BEGIN Records

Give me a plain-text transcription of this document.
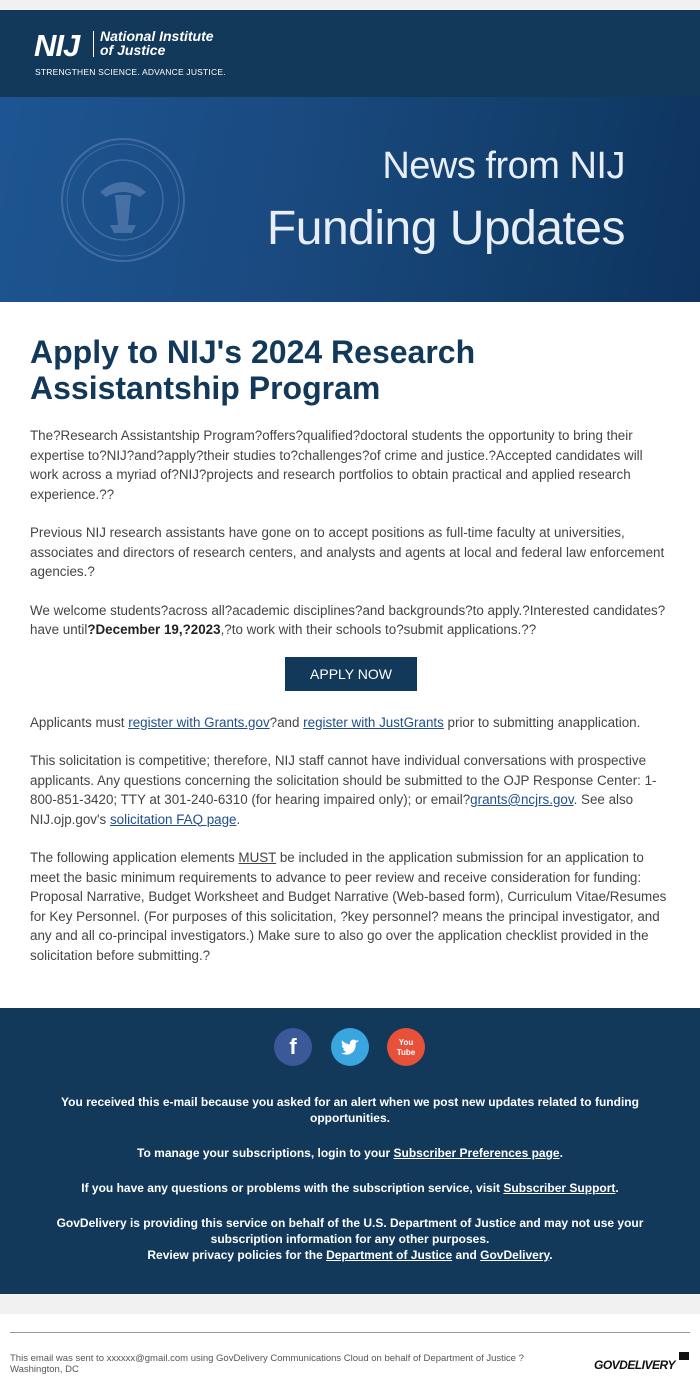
NIJ National Institute
of Justice
STRENGTHEN SCIENCE. ADVANCE JUSTICE.
News from NIJ
Funding Updates
Apply to NIJ's 2024 Research Assistantship Program

The?Research Assistantship Program?offers?qualified?doctoral students the opportunity to bring their expertise to?NIJ?and?apply?their studies to?challenges?of crime and justice.?Accepted candidates will work across a myriad of?NIJ?projects and research portfolios to obtain practical and applied research experience.??

Previous NIJ research assistants have gone on to accept positions as full-time faculty at universities, associates and directors of research centers, and analysts and agents at local and federal law enforcement agencies.?

We welcome students?across all?academic disciplines?and backgrounds?to apply.?Interested candidates?have until?December 19,?2023,?to work with their schools to?submit applications.??

APPLY NOW

Applicants must register with Grants.gov?and register with JustGrants prior to submitting anapplication.

This solicitation is competitive; therefore, NIJ staff cannot have individual conversations with prospective applicants. Any questions concerning the solicitation should be submitted to the OJP Response Center: 1-800-851-3420; TTY at 301-240-6310 (for hearing impaired only); or email?grants@ncjrs.gov. See also NIJ.ojp.gov's solicitation FAQ page.

The following application elements MUST be included in the application submission for an application to meet the basic minimum requirements to advance to peer review and receive consideration for funding: Proposal Narrative, Budget Worksheet and Budget Narrative (Web-based form), Curriculum Vitae/Resumes for Key Personnel. (For purposes of this solicitation, ?key personnel? means the principal investigator, and any and all co-principal investigators.) Make sure to also go over the application checklist provided in the solicitation before submitting.?

f	You
Tube

You received this e-mail because you asked for an alert when we post new updates related to funding opportunities.

To manage your subscriptions, login to your Subscriber Preferences page.

If you have any questions or problems with the subscription service, visit Subscriber Support.

GovDelivery is providing this service on behalf of the U.S. Department of Justice and may not use your subscription information for any other purposes.
Review privacy policies for the Department of Justice and GovDelivery.
This email was sent to xxxxxx@gmail.com using GovDelivery Communications Cloud on behalf of Department of Justice ? Washington, DC	GOVDELIVERY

END Records

Given request
Which lines contain the word "across"? Return each of them.

Response to the task
The?Research Assistantship Program?offers?qualified?doctoral students the opportunity to bring their expertise to?NIJ?and?apply?their studies to?challenges?of crime and justice.?Accepted candidates will work across a myriad of?NIJ?projects and research portfolios to obtain practical and applied research experience.??
We welcome students?across all?academic disciplines?and backgrounds?to apply.?Interested candidates?have until?December 19,?2023,?to work with their schools to?submit applications.??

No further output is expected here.